— begin Data section —
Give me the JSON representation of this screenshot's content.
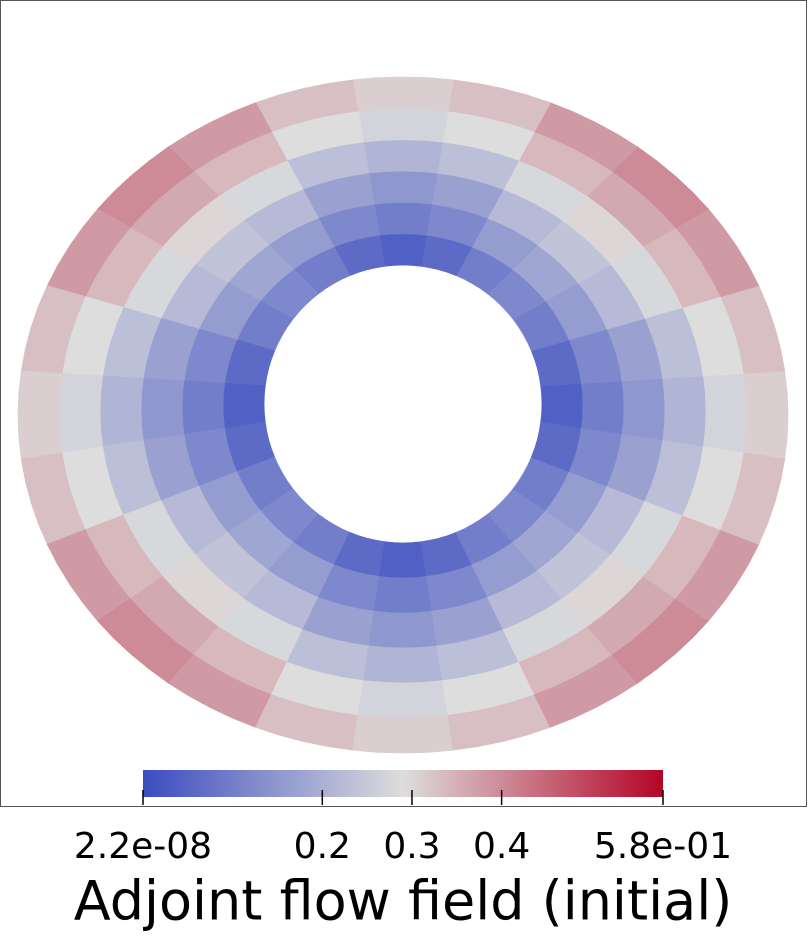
{
  "chart_data": {
    "type": "field",
    "title": "Adjoint flow field (initial)",
    "field": [
      [
        0.04,
        0.06,
        0.1,
        0.12,
        0.1,
        0.06,
        0.04,
        0.06,
        0.1,
        0.12,
        0.1,
        0.06,
        0.04,
        0.06,
        0.1,
        0.12,
        0.1,
        0.06,
        0.04,
        0.06,
        0.1,
        0.12,
        0.1,
        0.06
      ],
      [
        0.1,
        0.12,
        0.16,
        0.18,
        0.16,
        0.12,
        0.1,
        0.12,
        0.16,
        0.18,
        0.16,
        0.12,
        0.1,
        0.12,
        0.16,
        0.18,
        0.16,
        0.12,
        0.1,
        0.12,
        0.16,
        0.18,
        0.16,
        0.12
      ],
      [
        0.15,
        0.17,
        0.22,
        0.24,
        0.22,
        0.17,
        0.15,
        0.17,
        0.22,
        0.24,
        0.22,
        0.17,
        0.15,
        0.17,
        0.22,
        0.24,
        0.22,
        0.17,
        0.15,
        0.17,
        0.22,
        0.24,
        0.22,
        0.17
      ],
      [
        0.21,
        0.23,
        0.28,
        0.3,
        0.28,
        0.23,
        0.21,
        0.23,
        0.28,
        0.3,
        0.28,
        0.23,
        0.21,
        0.23,
        0.28,
        0.3,
        0.28,
        0.23,
        0.21,
        0.23,
        0.28,
        0.3,
        0.28,
        0.23
      ],
      [
        0.27,
        0.29,
        0.34,
        0.36,
        0.34,
        0.29,
        0.27,
        0.29,
        0.34,
        0.36,
        0.34,
        0.29,
        0.27,
        0.29,
        0.34,
        0.36,
        0.34,
        0.29,
        0.27,
        0.29,
        0.34,
        0.36,
        0.34,
        0.29
      ],
      [
        0.31,
        0.33,
        0.38,
        0.4,
        0.38,
        0.33,
        0.31,
        0.33,
        0.38,
        0.4,
        0.38,
        0.33,
        0.31,
        0.33,
        0.38,
        0.4,
        0.38,
        0.33,
        0.31,
        0.33,
        0.38,
        0.4,
        0.38,
        0.33
      ]
    ],
    "colormap": [
      "#3b4cc0",
      "#dddddd",
      "#b40426"
    ],
    "clim": [
      2.2e-08,
      0.58
    ],
    "cticks": [
      {
        "value": 2.2e-08,
        "label": "2.2e-08"
      },
      0.2,
      0.3,
      0.4,
      {
        "value": 0.58,
        "label": "5.8e-01"
      }
    ]
  }
}
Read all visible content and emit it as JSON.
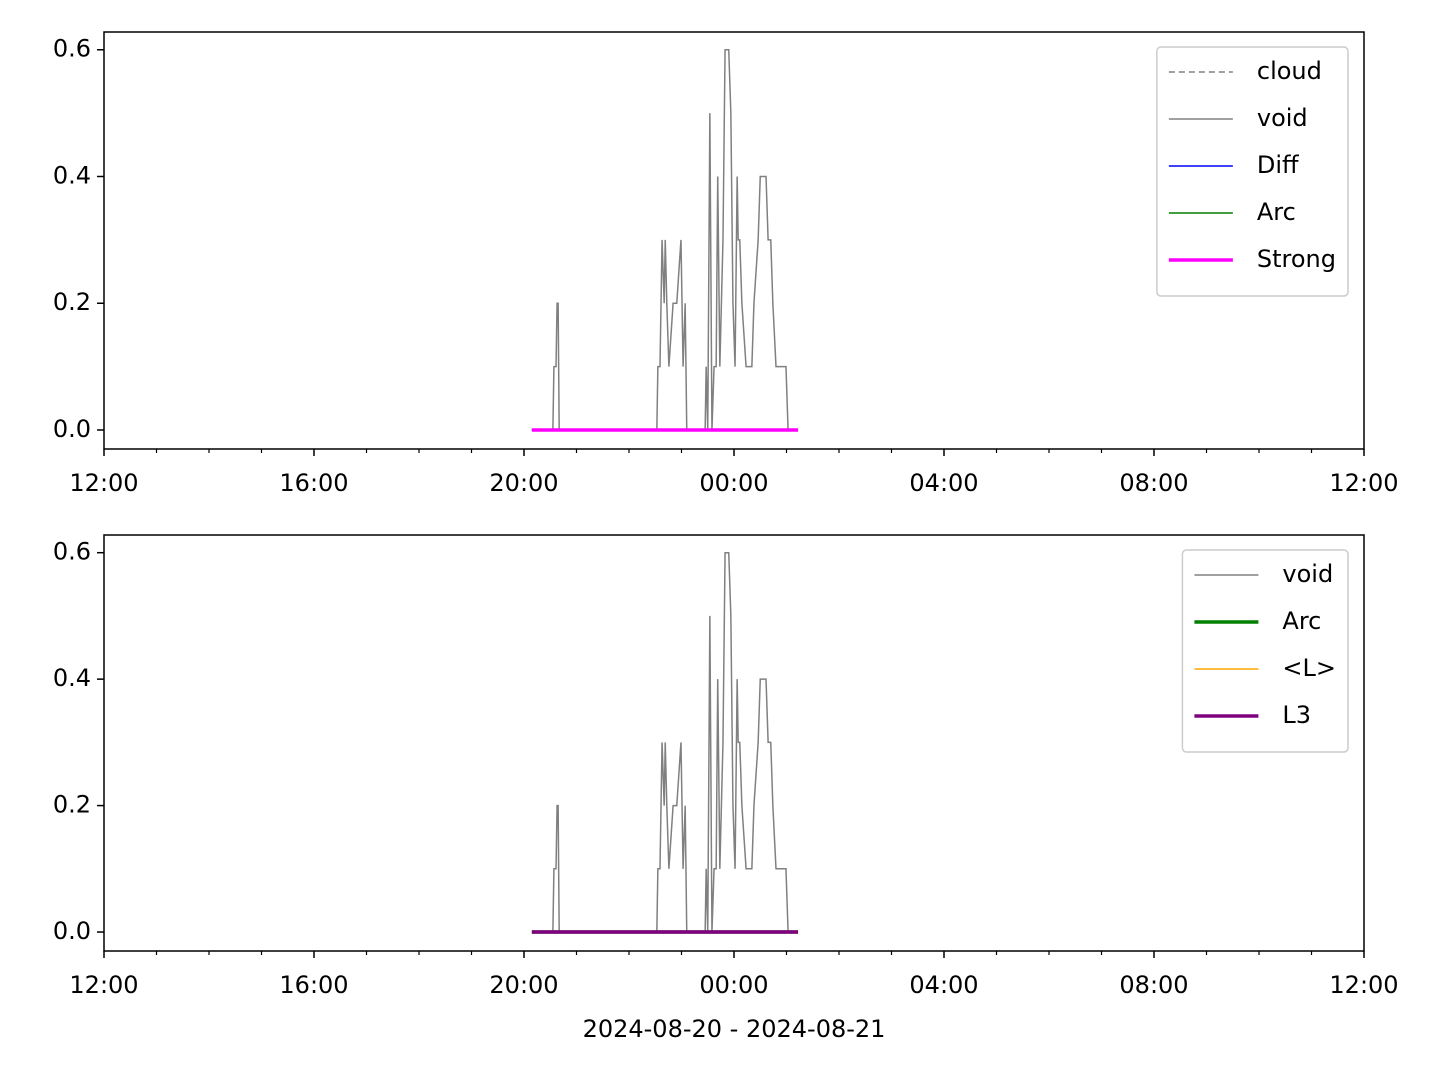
{
  "chart_data": [
    {
      "type": "line",
      "xlim": [
        12,
        36
      ],
      "xticks": [
        {
          "value": 12,
          "label": "12:00"
        },
        {
          "value": 16,
          "label": "16:00"
        },
        {
          "value": 20,
          "label": "20:00"
        },
        {
          "value": 24,
          "label": "00:00"
        },
        {
          "value": 28,
          "label": "04:00"
        },
        {
          "value": 32,
          "label": "08:00"
        },
        {
          "value": 36,
          "label": "12:00"
        }
      ],
      "xminorticks": [
        13,
        14,
        15,
        17,
        18,
        19,
        21,
        22,
        23,
        25,
        26,
        27,
        29,
        30,
        31,
        33,
        34,
        35
      ],
      "ylim": [
        -0.03,
        0.628
      ],
      "yticks": [
        {
          "value": 0,
          "label": "0.0"
        },
        0.2,
        0.4,
        0.6
      ],
      "legend": "upper right",
      "series": [
        {
          "name": "cloud",
          "color": "#808080",
          "linewidth": 1.5,
          "linestyle": "dashed",
          "x": [
            20.15,
            25.22
          ],
          "values": [
            0,
            0
          ]
        },
        {
          "name": "void",
          "color": "#808080",
          "linewidth": 1.5,
          "linestyle": "solid",
          "x": [
            20.15,
            20.55,
            20.57,
            20.61,
            20.63,
            20.65,
            20.67,
            22.53,
            22.55,
            22.59,
            22.63,
            22.67,
            22.69,
            22.72,
            22.76,
            22.84,
            22.91,
            22.99,
            23.03,
            23.07,
            23.1,
            23.45,
            23.47,
            23.5,
            23.54,
            23.58,
            23.62,
            23.66,
            23.69,
            23.73,
            23.79,
            23.83,
            23.9,
            23.94,
            23.98,
            24.02,
            24.06,
            24.08,
            24.11,
            24.15,
            24.23,
            24.34,
            24.38,
            24.46,
            24.5,
            24.61,
            24.65,
            24.7,
            24.74,
            24.8,
            24.99,
            25.03,
            25.22
          ],
          "values": [
            0,
            0,
            0.1,
            0.1,
            0.2,
            0.2,
            0,
            0,
            0.1,
            0.1,
            0.3,
            0.2,
            0.3,
            0.2,
            0.1,
            0.2,
            0.2,
            0.3,
            0.1,
            0.2,
            0,
            0,
            0.1,
            0,
            0.5,
            0,
            0.1,
            0.1,
            0.4,
            0.1,
            0.3,
            0.6,
            0.6,
            0.5,
            0.2,
            0.1,
            0.4,
            0.3,
            0.3,
            0.2,
            0.1,
            0.1,
            0.2,
            0.3,
            0.4,
            0.4,
            0.3,
            0.3,
            0.2,
            0.1,
            0.1,
            0,
            0
          ]
        },
        {
          "name": "Diff",
          "color": "#0000ff",
          "linewidth": 1.5,
          "linestyle": "solid",
          "x": [
            20.15,
            25.22
          ],
          "values": [
            0,
            0
          ]
        },
        {
          "name": "Arc",
          "color": "#008000",
          "linewidth": 1.5,
          "linestyle": "solid",
          "x": [
            20.15,
            25.22
          ],
          "values": [
            0,
            0
          ]
        },
        {
          "name": "Strong",
          "color": "#ff00ff",
          "linewidth": 3.5,
          "linestyle": "solid",
          "x": [
            20.15,
            25.22
          ],
          "values": [
            0,
            0
          ]
        }
      ]
    },
    {
      "type": "line",
      "xlabel": "2024-08-20 - 2024-08-21",
      "xlim": [
        12,
        36
      ],
      "xticks": [
        {
          "value": 12,
          "label": "12:00"
        },
        {
          "value": 16,
          "label": "16:00"
        },
        {
          "value": 20,
          "label": "20:00"
        },
        {
          "value": 24,
          "label": "00:00"
        },
        {
          "value": 28,
          "label": "04:00"
        },
        {
          "value": 32,
          "label": "08:00"
        },
        {
          "value": 36,
          "label": "12:00"
        }
      ],
      "xminorticks": [
        13,
        14,
        15,
        17,
        18,
        19,
        21,
        22,
        23,
        25,
        26,
        27,
        29,
        30,
        31,
        33,
        34,
        35
      ],
      "ylim": [
        -0.03,
        0.628
      ],
      "yticks": [
        {
          "value": 0,
          "label": "0.0"
        },
        0.2,
        0.4,
        0.6
      ],
      "legend": "upper right",
      "series": [
        {
          "name": "void",
          "color": "#808080",
          "linewidth": 1.5,
          "linestyle": "solid",
          "x": [
            20.15,
            20.55,
            20.57,
            20.61,
            20.63,
            20.65,
            20.67,
            22.53,
            22.55,
            22.59,
            22.63,
            22.67,
            22.69,
            22.72,
            22.76,
            22.84,
            22.91,
            22.99,
            23.03,
            23.07,
            23.1,
            23.45,
            23.47,
            23.5,
            23.54,
            23.58,
            23.62,
            23.66,
            23.69,
            23.73,
            23.79,
            23.83,
            23.9,
            23.94,
            23.98,
            24.02,
            24.06,
            24.08,
            24.11,
            24.15,
            24.23,
            24.34,
            24.38,
            24.46,
            24.5,
            24.61,
            24.65,
            24.7,
            24.74,
            24.8,
            24.99,
            25.03,
            25.22
          ],
          "values": [
            0,
            0,
            0.1,
            0.1,
            0.2,
            0.2,
            0,
            0,
            0.1,
            0.1,
            0.3,
            0.2,
            0.3,
            0.2,
            0.1,
            0.2,
            0.2,
            0.3,
            0.1,
            0.2,
            0,
            0,
            0.1,
            0,
            0.5,
            0,
            0.1,
            0.1,
            0.4,
            0.1,
            0.3,
            0.6,
            0.6,
            0.5,
            0.2,
            0.1,
            0.4,
            0.3,
            0.3,
            0.2,
            0.1,
            0.1,
            0.2,
            0.3,
            0.4,
            0.4,
            0.3,
            0.3,
            0.2,
            0.1,
            0.1,
            0,
            0
          ]
        },
        {
          "name": "Arc",
          "color": "#008000",
          "linewidth": 3.5,
          "linestyle": "solid",
          "x": [
            20.15,
            25.22
          ],
          "values": [
            0,
            0
          ]
        },
        {
          "name": "<L>",
          "color": "#ffa500",
          "linewidth": 1.5,
          "linestyle": "solid",
          "x": [
            20.15,
            25.22
          ],
          "values": [
            0,
            0
          ]
        },
        {
          "name": "L3",
          "color": "#800080",
          "linewidth": 3.5,
          "linestyle": "solid",
          "x": [
            20.15,
            25.22
          ],
          "values": [
            0,
            0
          ]
        }
      ]
    }
  ]
}
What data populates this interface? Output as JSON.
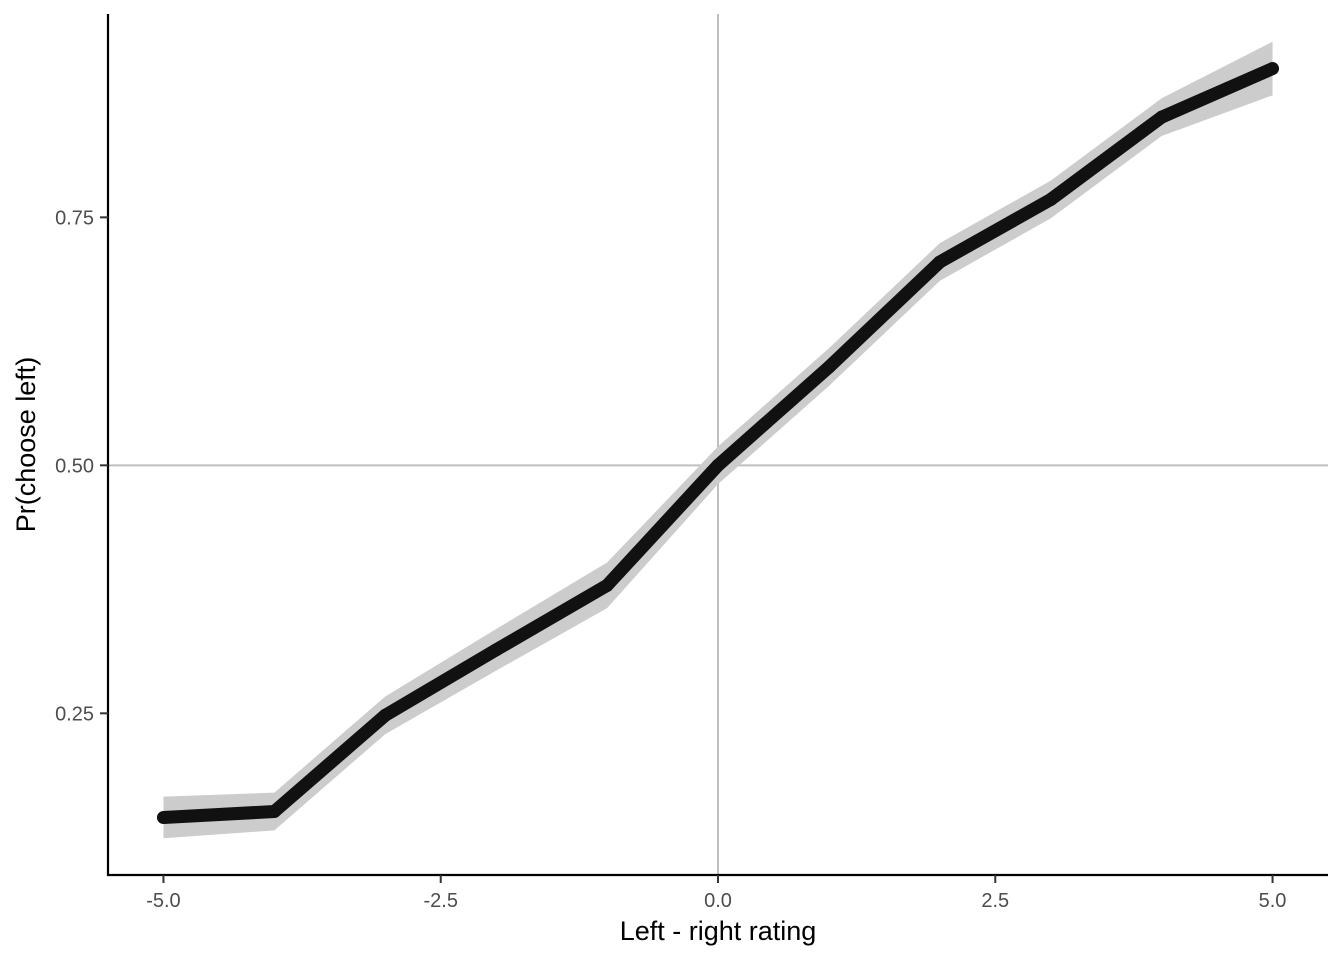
— end Data section —
Exercise instructions:
Copy each line above containing the string "name".

Exercise output:
          "name": "cloud",
          "name": "void",
          "name": "Diff",
          "name": "Arc",
          "name": "Strong",
          "name": "void",
          "name": "Arc",
          "name": "<L>",
          "name": "L3",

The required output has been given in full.